TEXT SHOWN →
Liquefaction is a term used in materials sciences to refer to any process which either generates a liquid from a solid or a gas, or generates a non-liquid phase which behaves in accordance with fluid dynamics. Liquefaction occurs both as part of natural processes, and in man-made processes used in science and commerce. For example, "[a] major commercial application of liquefaction is the liquefaction of air to allow separation of the constituents, such as oxygen, nitrogen, and the noble gases", while another application is the conversion of solid coal into a liquid form usable as a substitute for liquid fuels.
In geology, soil liquefaction refers to the process by which water-saturated, unconsolidated sediments are transformed into a substance that acts like a liquid, often in an earthquake. By undermining the foundations and base courses of infrastructure, liquefaction can cause serious damage.

COMPLETE THE FOLLOWING →
a - Reproduce the records line for line, starting at the line containing "Give bounding boxes" and ending at the line containing "- figure-label: A: [604, 4, 629, 42]", with both of those lines included.
b - Write the next part of the liquefaction passage, picking up right after its final sentence.
The records that follow are unrelated to the passage on liquefaction.

RAW RECORDS →

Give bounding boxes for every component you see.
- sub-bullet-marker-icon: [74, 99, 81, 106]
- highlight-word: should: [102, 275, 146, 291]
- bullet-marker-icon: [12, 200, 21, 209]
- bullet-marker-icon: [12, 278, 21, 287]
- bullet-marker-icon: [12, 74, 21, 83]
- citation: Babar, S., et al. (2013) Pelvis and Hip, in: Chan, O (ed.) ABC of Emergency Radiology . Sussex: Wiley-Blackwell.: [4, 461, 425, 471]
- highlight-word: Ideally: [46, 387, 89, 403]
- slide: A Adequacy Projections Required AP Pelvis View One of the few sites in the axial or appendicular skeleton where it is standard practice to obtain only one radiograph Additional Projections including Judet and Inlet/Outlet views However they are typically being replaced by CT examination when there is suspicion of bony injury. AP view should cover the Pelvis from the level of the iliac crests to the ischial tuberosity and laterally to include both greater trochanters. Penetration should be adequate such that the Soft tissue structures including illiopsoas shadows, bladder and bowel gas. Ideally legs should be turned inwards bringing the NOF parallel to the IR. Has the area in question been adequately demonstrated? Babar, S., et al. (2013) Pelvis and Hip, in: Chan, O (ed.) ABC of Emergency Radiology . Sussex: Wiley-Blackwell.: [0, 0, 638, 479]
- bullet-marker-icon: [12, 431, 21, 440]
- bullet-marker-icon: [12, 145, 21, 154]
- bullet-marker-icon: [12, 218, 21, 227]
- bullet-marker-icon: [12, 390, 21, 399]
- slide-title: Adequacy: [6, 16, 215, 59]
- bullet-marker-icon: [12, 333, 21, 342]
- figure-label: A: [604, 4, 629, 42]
---
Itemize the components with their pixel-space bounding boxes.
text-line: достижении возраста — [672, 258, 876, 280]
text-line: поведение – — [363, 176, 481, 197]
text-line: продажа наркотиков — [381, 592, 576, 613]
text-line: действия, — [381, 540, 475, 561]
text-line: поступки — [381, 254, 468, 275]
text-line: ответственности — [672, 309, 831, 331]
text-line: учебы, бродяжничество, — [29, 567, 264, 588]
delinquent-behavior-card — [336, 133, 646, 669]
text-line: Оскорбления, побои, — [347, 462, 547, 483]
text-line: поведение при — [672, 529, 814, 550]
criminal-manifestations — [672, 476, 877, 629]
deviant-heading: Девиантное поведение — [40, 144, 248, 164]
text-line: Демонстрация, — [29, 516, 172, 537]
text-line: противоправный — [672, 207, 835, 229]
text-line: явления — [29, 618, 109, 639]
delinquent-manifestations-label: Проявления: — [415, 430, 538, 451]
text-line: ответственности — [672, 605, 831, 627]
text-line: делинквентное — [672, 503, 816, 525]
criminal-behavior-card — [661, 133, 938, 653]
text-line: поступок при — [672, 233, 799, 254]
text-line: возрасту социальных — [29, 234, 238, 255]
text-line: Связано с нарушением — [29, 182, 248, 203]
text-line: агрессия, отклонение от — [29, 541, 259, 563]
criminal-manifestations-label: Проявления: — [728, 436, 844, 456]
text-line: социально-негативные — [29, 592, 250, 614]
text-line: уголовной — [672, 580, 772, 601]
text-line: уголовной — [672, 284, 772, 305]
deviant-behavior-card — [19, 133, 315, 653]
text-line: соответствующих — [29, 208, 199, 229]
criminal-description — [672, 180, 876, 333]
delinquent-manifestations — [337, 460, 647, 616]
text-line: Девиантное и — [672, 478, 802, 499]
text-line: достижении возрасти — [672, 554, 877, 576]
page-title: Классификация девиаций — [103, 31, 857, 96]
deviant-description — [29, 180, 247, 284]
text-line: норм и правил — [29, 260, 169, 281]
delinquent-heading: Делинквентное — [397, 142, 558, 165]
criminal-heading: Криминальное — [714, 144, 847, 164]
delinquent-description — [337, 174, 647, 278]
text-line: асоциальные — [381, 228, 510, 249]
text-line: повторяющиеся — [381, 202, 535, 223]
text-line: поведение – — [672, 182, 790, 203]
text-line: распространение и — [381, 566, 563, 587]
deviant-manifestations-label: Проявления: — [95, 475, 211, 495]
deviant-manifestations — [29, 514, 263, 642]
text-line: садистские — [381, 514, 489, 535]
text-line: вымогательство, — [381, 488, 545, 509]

ANSWERS BY TASK →
a -
Give bounding boxes for every component you see.
- sub-bullet-marker-icon: [74, 99, 81, 106]
- highlight-word: should: [102, 275, 146, 291]
- bullet-marker-icon: [12, 200, 21, 209]
- bullet-marker-icon: [12, 278, 21, 287]
- bullet-marker-icon: [12, 74, 21, 83]
- citation: Babar, S., et al. (2013) Pelvis and Hip, in: Chan, O (ed.) ABC of Emergency Radiology . Sussex: Wiley-Blackwell.: [4, 461, 425, 471]
- highlight-word: Ideally: [46, 387, 89, 403]
- slide: A Adequacy Projections Required AP Pelvis View One of the few sites in the axial or appendicular skeleton where it is standard practice to obtain only one radiograph Additional Projections including Judet and Inlet/Outlet views However they are typically being replaced by CT examination when there is suspicion of bony injury. AP view should cover the Pelvis from the level of the iliac crests to the ischial tuberosity and laterally to include both greater trochanters. Penetration should be adequate such that the Soft tissue structures including illiopsoas shadows, bladder and bowel gas. Ideally legs should be turned inwards bringing the NOF parallel to the IR. Has the area in question been adequately demonstrated? Babar, S., et al. (2013) Pelvis and Hip, in: Chan, O (ed.) ABC of Emergency Radiology . Sussex: Wiley-Blackwell.: [0, 0, 638, 479]
- bullet-marker-icon: [12, 431, 21, 440]
- bullet-marker-icon: [12, 145, 21, 154]
- bullet-marker-icon: [12, 218, 21, 227]
- bullet-marker-icon: [12, 390, 21, 399]
- slide-title: Adequacy: [6, 16, 215, 59]
- bullet-marker-icon: [12, 333, 21, 342]
- figure-label: A: [604, 4, 629, 42]

b -
==Physics and chemistry==
In physics and chemistry, the phase transitions from solid and gas to liquid (melting and condensation, respectively) may be referred to as liquefaction. The melting point (sometimes called liquefaction point) is the temperature and pressure at which a solid becomes a liquid.
In commercial and industrial situations, the process of condensing a gas to liquid is sometimes referred to as liquefaction of gases.
=== Coal ===
Coal liquefaction is the production of liquid fuels from coal using a variety of industrial processes.
Liquefaction is also used in commercial and industrial settings to refer to mechanical dissolution of a solid by mixing, grinding or blending with a liquid.
In kitchen or laboratory settings, solids may be chopped into smaller parts sometimes in combination with a liquid, for example in food preparation or laboratory use. This may be done with a blender, or liquidiser in British English.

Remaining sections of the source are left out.